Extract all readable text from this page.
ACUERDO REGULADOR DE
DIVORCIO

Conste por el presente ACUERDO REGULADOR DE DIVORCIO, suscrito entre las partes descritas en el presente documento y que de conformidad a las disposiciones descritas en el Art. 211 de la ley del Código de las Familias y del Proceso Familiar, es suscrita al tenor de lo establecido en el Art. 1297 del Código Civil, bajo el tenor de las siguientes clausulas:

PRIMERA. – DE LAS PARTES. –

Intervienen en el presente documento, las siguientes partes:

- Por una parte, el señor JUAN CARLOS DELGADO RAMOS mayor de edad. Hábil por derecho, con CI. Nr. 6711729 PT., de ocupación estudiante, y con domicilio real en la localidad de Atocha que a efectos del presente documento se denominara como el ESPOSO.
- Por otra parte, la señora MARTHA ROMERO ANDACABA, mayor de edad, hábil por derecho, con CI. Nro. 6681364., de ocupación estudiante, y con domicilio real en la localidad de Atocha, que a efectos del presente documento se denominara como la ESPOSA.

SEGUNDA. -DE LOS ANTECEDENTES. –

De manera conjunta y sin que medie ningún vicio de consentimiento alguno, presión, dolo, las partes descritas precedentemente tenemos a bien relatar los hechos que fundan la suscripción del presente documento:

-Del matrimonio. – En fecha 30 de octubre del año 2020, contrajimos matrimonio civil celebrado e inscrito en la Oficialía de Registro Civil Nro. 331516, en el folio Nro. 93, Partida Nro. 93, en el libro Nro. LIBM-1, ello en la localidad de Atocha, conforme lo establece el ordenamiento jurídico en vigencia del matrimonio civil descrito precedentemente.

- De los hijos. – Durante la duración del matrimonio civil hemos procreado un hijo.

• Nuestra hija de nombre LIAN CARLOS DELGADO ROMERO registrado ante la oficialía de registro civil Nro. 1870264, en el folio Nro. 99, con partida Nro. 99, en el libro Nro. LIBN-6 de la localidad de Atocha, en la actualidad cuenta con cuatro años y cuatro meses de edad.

*Work to do:* Exactly reproduce every record.

*The solution:*
Extract all readable text from this page.
ACUERDO REGULADOR DE
DIVORCIO

Conste por el presente ACUERDO REGULADOR DE DIVORCIO, suscrito entre las partes descritas en el presente documento y que de conformidad a las disposiciones descritas en el Art. 211 de la ley del Código de las Familias y del Proceso Familiar, es suscrita al tenor de lo establecido en el Art. 1297 del Código Civil, bajo el tenor de las siguientes clausulas:

PRIMERA. – DE LAS PARTES. –

Intervienen en el presente documento, las siguientes partes:

- Por una parte, el señor JUAN CARLOS DELGADO RAMOS mayor de edad. Hábil por derecho, con CI. Nr. 6711729 PT., de ocupación estudiante, y con domicilio real en la localidad de Atocha que a efectos del presente documento se denominara como el ESPOSO.
- Por otra parte, la señora MARTHA ROMERO ANDACABA, mayor de edad, hábil por derecho, con CI. Nro. 6681364., de ocupación estudiante, y con domicilio real en la localidad de Atocha, que a efectos del presente documento se denominara como la ESPOSA.

SEGUNDA. -DE LOS ANTECEDENTES. –

De manera conjunta y sin que medie ningún vicio de consentimiento alguno, presión, dolo, las partes descritas precedentemente tenemos a bien relatar los hechos que fundan la suscripción del presente documento:

-Del matrimonio. – En fecha 30 de octubre del año 2020, contrajimos matrimonio civil celebrado e inscrito en la Oficialía de Registro Civil Nro. 331516, en el folio Nro. 93, Partida Nro. 93, en el libro Nro. LIBM-1, ello en la localidad de Atocha, conforme lo establece el ordenamiento jurídico en vigencia del matrimonio civil descrito precedentemente.

- De los hijos. – Durante la duración del matrimonio civil hemos procreado un hijo.

• Nuestra hija de nombre LIAN CARLOS DELGADO ROMERO registrado ante la oficialía de registro civil Nro. 1870264, en el folio Nro. 99, con partida Nro. 99, en el libro Nro. LIBN-6 de la localidad de Atocha, en la actualidad cuenta con cuatro años y cuatro meses de edad.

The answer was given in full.